Exercise brief: Your task is to repeat the lines below exactly, excluding any pictures they contain.

Extracted data entries:
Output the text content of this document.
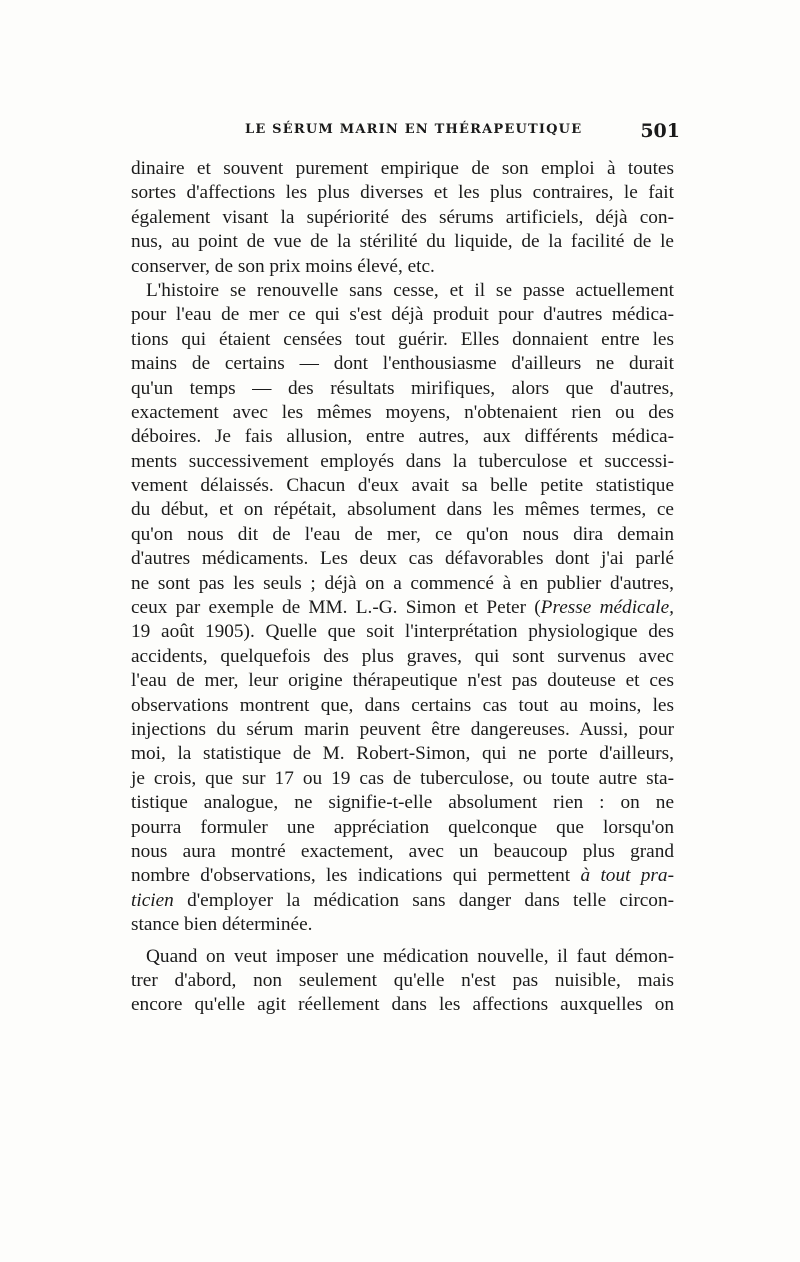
LE SÉRUM MARIN EN THÉRAPEUTIQUE	501
dinaire et souvent purement empirique de son emploi à toutes
sortes d'affections les plus diverses et les plus contraires, le fait
également visant la supériorité des sérums artificiels, déjà con-
nus, au point de vue de la stérilité du liquide, de la facilité de le
conserver, de son prix moins élevé, etc.
L'histoire se renouvelle sans cesse, et il se passe actuellement
pour l'eau de mer ce qui s'est déjà produit pour d'autres médica-
tions qui étaient censées tout guérir. Elles donnaient entre les
mains de certains — dont l'enthousiasme d'ailleurs ne durait
qu'un temps — des résultats mirifiques, alors que d'autres,
exactement avec les mêmes moyens, n'obtenaient rien ou des
déboires. Je fais allusion, entre autres, aux différents médica-
ments successivement employés dans la tuberculose et successi-
vement délaissés. Chacun d'eux avait sa belle petite statistique
du début, et on répétait, absolument dans les mêmes termes, ce
qu'on nous dit de l'eau de mer, ce qu'on nous dira demain
d'autres médicaments. Les deux cas défavorables dont j'ai parlé
ne sont pas les seuls ; déjà on a commencé à en publier d'autres,
ceux par exemple de MM. L.-G. Simon et Peter (Presse médicale,
19 août 1905). Quelle que soit l'interprétation physiologique des
accidents, quelquefois des plus graves, qui sont survenus avec
l'eau de mer, leur origine thérapeutique n'est pas douteuse et ces
observations montrent que, dans certains cas tout au moins, les
injections du sérum marin peuvent être dangereuses. Aussi, pour
moi, la statistique de M. Robert-Simon, qui ne porte d'ailleurs,
je crois, que sur 17 ou 19 cas de tuberculose, ou toute autre sta-
tistique analogue, ne signifie-t-elle absolument rien : on ne
pourra formuler une appréciation quelconque que lorsqu'on
nous aura montré exactement, avec un beaucoup plus grand
nombre d'observations, les indications qui permettent à tout pra-
ticien d'employer la médication sans danger dans telle circon-
stance bien déterminée.
Quand on veut imposer une médication nouvelle, il faut démon-
trer d'abord, non seulement qu'elle n'est pas nuisible, mais
encore qu'elle agit réellement dans les affections auxquelles on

Reply:
Output the text content of this document.
LE SÉRUM MARIN EN THÉRAPEUTIQUE	501
dinaire et souvent purement empirique de son emploi à toutes
sortes d'affections les plus diverses et les plus contraires, le fait
également visant la supériorité des sérums artificiels, déjà con-
nus, au point de vue de la stérilité du liquide, de la facilité de le
conserver, de son prix moins élevé, etc.
L'histoire se renouvelle sans cesse, et il se passe actuellement
pour l'eau de mer ce qui s'est déjà produit pour d'autres médica-
tions qui étaient censées tout guérir. Elles donnaient entre les
mains de certains — dont l'enthousiasme d'ailleurs ne durait
qu'un temps — des résultats mirifiques, alors que d'autres,
exactement avec les mêmes moyens, n'obtenaient rien ou des
déboires. Je fais allusion, entre autres, aux différents médica-
ments successivement employés dans la tuberculose et successi-
vement délaissés. Chacun d'eux avait sa belle petite statistique
du début, et on répétait, absolument dans les mêmes termes, ce
qu'on nous dit de l'eau de mer, ce qu'on nous dira demain
d'autres médicaments. Les deux cas défavorables dont j'ai parlé
ne sont pas les seuls ; déjà on a commencé à en publier d'autres,
ceux par exemple de MM. L.-G. Simon et Peter (Presse médicale,
19 août 1905). Quelle que soit l'interprétation physiologique des
accidents, quelquefois des plus graves, qui sont survenus avec
l'eau de mer, leur origine thérapeutique n'est pas douteuse et ces
observations montrent que, dans certains cas tout au moins, les
injections du sérum marin peuvent être dangereuses. Aussi, pour
moi, la statistique de M. Robert-Simon, qui ne porte d'ailleurs,
je crois, que sur 17 ou 19 cas de tuberculose, ou toute autre sta-
tistique analogue, ne signifie-t-elle absolument rien : on ne
pourra formuler une appréciation quelconque que lorsqu'on
nous aura montré exactement, avec un beaucoup plus grand
nombre d'observations, les indications qui permettent à tout pra-
ticien d'employer la médication sans danger dans telle circon-
stance bien déterminée.
Quand on veut imposer une médication nouvelle, il faut démon-
trer d'abord, non seulement qu'elle n'est pas nuisible, mais
encore qu'elle agit réellement dans les affections auxquelles on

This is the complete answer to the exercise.